Start of Data to use

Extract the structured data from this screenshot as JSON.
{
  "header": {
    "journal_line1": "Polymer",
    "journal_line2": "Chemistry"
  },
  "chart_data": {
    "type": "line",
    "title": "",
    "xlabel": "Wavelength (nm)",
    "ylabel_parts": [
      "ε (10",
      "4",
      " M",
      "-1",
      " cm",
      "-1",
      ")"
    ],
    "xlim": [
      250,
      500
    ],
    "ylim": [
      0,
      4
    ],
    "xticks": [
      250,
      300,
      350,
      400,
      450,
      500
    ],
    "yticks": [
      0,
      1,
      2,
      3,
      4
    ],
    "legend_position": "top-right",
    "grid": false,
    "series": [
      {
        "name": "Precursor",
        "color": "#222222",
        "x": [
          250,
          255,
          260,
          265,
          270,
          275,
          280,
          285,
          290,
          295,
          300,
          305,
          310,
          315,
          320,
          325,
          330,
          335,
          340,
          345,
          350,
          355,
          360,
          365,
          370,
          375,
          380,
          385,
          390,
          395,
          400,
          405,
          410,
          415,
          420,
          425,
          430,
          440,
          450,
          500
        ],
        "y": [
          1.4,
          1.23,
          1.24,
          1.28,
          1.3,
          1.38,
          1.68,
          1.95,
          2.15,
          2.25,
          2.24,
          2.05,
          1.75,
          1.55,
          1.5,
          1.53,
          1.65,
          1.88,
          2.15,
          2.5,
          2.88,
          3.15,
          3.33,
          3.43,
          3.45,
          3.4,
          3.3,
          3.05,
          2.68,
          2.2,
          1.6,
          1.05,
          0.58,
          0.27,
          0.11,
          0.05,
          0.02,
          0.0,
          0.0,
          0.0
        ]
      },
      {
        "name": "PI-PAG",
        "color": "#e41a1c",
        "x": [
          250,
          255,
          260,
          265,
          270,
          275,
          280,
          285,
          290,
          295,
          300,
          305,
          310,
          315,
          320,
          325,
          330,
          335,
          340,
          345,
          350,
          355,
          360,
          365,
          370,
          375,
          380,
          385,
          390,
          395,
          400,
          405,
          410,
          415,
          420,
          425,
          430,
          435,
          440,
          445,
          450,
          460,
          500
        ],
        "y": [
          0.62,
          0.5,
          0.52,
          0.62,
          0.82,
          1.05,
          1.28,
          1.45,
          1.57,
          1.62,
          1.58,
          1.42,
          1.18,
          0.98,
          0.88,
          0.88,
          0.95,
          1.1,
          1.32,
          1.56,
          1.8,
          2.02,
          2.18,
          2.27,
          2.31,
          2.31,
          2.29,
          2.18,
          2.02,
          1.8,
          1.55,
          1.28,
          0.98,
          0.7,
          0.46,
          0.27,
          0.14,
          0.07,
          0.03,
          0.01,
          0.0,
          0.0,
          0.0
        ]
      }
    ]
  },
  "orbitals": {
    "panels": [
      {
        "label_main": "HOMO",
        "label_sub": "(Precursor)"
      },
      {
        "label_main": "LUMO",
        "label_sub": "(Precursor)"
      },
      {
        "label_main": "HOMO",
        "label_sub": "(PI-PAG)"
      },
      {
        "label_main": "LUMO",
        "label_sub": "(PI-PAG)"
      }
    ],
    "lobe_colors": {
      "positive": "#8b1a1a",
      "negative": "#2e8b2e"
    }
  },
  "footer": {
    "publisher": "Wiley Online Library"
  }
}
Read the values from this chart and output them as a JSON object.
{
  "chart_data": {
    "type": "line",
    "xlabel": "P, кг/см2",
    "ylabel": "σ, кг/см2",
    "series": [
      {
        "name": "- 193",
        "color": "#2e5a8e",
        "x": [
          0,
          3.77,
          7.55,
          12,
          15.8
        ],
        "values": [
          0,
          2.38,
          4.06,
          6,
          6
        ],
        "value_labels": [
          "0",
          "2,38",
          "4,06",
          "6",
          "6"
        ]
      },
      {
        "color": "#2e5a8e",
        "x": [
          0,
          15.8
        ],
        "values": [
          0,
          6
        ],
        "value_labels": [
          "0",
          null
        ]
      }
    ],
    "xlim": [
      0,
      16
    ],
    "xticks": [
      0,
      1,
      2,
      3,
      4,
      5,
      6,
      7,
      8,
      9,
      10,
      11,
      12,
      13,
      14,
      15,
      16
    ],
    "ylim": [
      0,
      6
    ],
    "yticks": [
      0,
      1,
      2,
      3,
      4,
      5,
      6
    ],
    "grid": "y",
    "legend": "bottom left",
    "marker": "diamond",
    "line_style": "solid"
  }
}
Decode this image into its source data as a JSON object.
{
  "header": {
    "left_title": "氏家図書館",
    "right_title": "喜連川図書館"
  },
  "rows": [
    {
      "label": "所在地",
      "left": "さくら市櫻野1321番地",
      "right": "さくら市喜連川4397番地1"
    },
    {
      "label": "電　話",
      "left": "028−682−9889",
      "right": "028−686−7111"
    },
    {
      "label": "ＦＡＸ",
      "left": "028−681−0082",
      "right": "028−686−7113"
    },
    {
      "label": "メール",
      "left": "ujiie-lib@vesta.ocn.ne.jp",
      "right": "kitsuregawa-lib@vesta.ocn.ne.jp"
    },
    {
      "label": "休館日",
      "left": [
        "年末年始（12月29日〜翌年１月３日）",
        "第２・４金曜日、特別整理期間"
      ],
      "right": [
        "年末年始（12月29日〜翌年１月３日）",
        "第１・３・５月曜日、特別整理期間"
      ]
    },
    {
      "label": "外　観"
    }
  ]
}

End of Data to use

■ **Objective**
Write the complete data out, exactly as above.

■ **Answer**
Extract the structured data from this screenshot as JSON.
{
  "header": {
    "journal_line1": "Polymer",
    "journal_line2": "Chemistry"
  },
  "chart_data": {
    "type": "line",
    "title": "",
    "xlabel": "Wavelength (nm)",
    "ylabel_parts": [
      "ε (10",
      "4",
      " M",
      "-1",
      " cm",
      "-1",
      ")"
    ],
    "xlim": [
      250,
      500
    ],
    "ylim": [
      0,
      4
    ],
    "xticks": [
      250,
      300,
      350,
      400,
      450,
      500
    ],
    "yticks": [
      0,
      1,
      2,
      3,
      4
    ],
    "legend_position": "top-right",
    "grid": false,
    "series": [
      {
        "name": "Precursor",
        "color": "#222222",
        "x": [
          250,
          255,
          260,
          265,
          270,
          275,
          280,
          285,
          290,
          295,
          300,
          305,
          310,
          315,
          320,
          325,
          330,
          335,
          340,
          345,
          350,
          355,
          360,
          365,
          370,
          375,
          380,
          385,
          390,
          395,
          400,
          405,
          410,
          415,
          420,
          425,
          430,
          440,
          450,
          500
        ],
        "y": [
          1.4,
          1.23,
          1.24,
          1.28,
          1.3,
          1.38,
          1.68,
          1.95,
          2.15,
          2.25,
          2.24,
          2.05,
          1.75,
          1.55,
          1.5,
          1.53,
          1.65,
          1.88,
          2.15,
          2.5,
          2.88,
          3.15,
          3.33,
          3.43,
          3.45,
          3.4,
          3.3,
          3.05,
          2.68,
          2.2,
          1.6,
          1.05,
          0.58,
          0.27,
          0.11,
          0.05,
          0.02,
          0.0,
          0.0,
          0.0
        ]
      },
      {
        "name": "PI-PAG",
        "color": "#e41a1c",
        "x": [
          250,
          255,
          260,
          265,
          270,
          275,
          280,
          285,
          290,
          295,
          300,
          305,
          310,
          315,
          320,
          325,
          330,
          335,
          340,
          345,
          350,
          355,
          360,
          365,
          370,
          375,
          380,
          385,
          390,
          395,
          400,
          405,
          410,
          415,
          420,
          425,
          430,
          435,
          440,
          445,
          450,
          460,
          500
        ],
        "y": [
          0.62,
          0.5,
          0.52,
          0.62,
          0.82,
          1.05,
          1.28,
          1.45,
          1.57,
          1.62,
          1.58,
          1.42,
          1.18,
          0.98,
          0.88,
          0.88,
          0.95,
          1.1,
          1.32,
          1.56,
          1.8,
          2.02,
          2.18,
          2.27,
          2.31,
          2.31,
          2.29,
          2.18,
          2.02,
          1.8,
          1.55,
          1.28,
          0.98,
          0.7,
          0.46,
          0.27,
          0.14,
          0.07,
          0.03,
          0.01,
          0.0,
          0.0,
          0.0
        ]
      }
    ]
  },
  "orbitals": {
    "panels": [
      {
        "label_main": "HOMO",
        "label_sub": "(Precursor)"
      },
      {
        "label_main": "LUMO",
        "label_sub": "(Precursor)"
      },
      {
        "label_main": "HOMO",
        "label_sub": "(PI-PAG)"
      },
      {
        "label_main": "LUMO",
        "label_sub": "(PI-PAG)"
      }
    ],
    "lobe_colors": {
      "positive": "#8b1a1a",
      "negative": "#2e8b2e"
    }
  },
  "footer": {
    "publisher": "Wiley Online Library"
  }
}
Read the values from this chart and output them as a JSON object.
{
  "chart_data": {
    "type": "line",
    "xlabel": "P, кг/см2",
    "ylabel": "σ, кг/см2",
    "series": [
      {
        "name": "- 193",
        "color": "#2e5a8e",
        "x": [
          0,
          3.77,
          7.55,
          12,
          15.8
        ],
        "values": [
          0,
          2.38,
          4.06,
          6,
          6
        ],
        "value_labels": [
          "0",
          "2,38",
          "4,06",
          "6",
          "6"
        ]
      },
      {
        "color": "#2e5a8e",
        "x": [
          0,
          15.8
        ],
        "values": [
          0,
          6
        ],
        "value_labels": [
          "0",
          null
        ]
      }
    ],
    "xlim": [
      0,
      16
    ],
    "xticks": [
      0,
      1,
      2,
      3,
      4,
      5,
      6,
      7,
      8,
      9,
      10,
      11,
      12,
      13,
      14,
      15,
      16
    ],
    "ylim": [
      0,
      6
    ],
    "yticks": [
      0,
      1,
      2,
      3,
      4,
      5,
      6
    ],
    "grid": "y",
    "legend": "bottom left",
    "marker": "diamond",
    "line_style": "solid"
  }
}
Decode this image into its source data as a JSON object.
{
  "header": {
    "left_title": "氏家図書館",
    "right_title": "喜連川図書館"
  },
  "rows": [
    {
      "label": "所在地",
      "left": "さくら市櫻野1321番地",
      "right": "さくら市喜連川4397番地1"
    },
    {
      "label": "電　話",
      "left": "028−682−9889",
      "right": "028−686−7111"
    },
    {
      "label": "ＦＡＸ",
      "left": "028−681−0082",
      "right": "028−686−7113"
    },
    {
      "label": "メール",
      "left": "ujiie-lib@vesta.ocn.ne.jp",
      "right": "kitsuregawa-lib@vesta.ocn.ne.jp"
    },
    {
      "label": "休館日",
      "left": [
        "年末年始（12月29日〜翌年１月３日）",
        "第２・４金曜日、特別整理期間"
      ],
      "right": [
        "年末年始（12月29日〜翌年１月３日）",
        "第１・３・５月曜日、特別整理期間"
      ]
    },
    {
      "label": "外　観"
    }
  ]
}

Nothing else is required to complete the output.